** BEGIN EXTRACTED INFORMATION **
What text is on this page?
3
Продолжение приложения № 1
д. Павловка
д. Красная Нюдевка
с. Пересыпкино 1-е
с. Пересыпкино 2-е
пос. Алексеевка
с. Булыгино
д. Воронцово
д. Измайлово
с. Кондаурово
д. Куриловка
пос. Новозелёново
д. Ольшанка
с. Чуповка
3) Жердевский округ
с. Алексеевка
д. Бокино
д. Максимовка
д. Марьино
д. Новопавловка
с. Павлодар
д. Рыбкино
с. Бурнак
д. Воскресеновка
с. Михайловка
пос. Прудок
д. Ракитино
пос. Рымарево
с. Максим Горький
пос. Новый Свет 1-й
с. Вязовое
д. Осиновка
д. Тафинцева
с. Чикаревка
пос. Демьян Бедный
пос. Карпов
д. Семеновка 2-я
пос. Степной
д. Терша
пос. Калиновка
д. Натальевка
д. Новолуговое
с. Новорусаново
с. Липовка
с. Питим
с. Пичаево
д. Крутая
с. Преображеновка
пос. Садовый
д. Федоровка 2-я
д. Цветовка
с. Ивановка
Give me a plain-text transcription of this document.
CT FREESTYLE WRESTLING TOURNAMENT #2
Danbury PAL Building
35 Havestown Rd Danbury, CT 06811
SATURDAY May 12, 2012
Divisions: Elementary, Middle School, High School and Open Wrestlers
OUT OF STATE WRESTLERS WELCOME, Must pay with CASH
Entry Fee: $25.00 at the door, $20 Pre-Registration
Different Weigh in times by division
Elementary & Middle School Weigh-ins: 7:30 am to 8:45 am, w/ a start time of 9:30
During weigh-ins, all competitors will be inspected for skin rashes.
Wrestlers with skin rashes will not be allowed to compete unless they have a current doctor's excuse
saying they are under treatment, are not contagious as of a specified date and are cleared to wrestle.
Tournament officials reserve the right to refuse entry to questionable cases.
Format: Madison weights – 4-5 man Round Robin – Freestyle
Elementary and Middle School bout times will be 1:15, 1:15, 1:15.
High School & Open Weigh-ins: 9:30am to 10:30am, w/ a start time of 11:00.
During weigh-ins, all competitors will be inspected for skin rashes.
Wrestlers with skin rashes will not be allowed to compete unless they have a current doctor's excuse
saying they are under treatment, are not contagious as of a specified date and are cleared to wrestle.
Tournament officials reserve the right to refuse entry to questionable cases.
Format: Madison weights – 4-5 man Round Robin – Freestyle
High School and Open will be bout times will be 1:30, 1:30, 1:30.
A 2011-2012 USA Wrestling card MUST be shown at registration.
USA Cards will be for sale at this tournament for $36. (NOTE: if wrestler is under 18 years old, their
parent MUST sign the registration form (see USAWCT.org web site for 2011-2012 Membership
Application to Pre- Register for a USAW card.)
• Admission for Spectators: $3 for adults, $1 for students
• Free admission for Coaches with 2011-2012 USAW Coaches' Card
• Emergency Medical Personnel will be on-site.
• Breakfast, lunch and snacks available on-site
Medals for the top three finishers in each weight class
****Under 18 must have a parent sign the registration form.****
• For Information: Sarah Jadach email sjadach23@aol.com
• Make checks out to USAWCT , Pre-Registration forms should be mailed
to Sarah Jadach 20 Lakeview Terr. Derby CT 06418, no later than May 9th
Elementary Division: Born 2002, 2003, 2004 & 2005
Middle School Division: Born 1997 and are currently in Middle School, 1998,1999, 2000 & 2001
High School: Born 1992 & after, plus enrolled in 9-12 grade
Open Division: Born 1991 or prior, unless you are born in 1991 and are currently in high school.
** END EXTRACTED INFORMATION **
WHAT TO DO:
Provide the number of lines in the entries that include "Middle", and no other text.

THE COMPLETED TASK:
4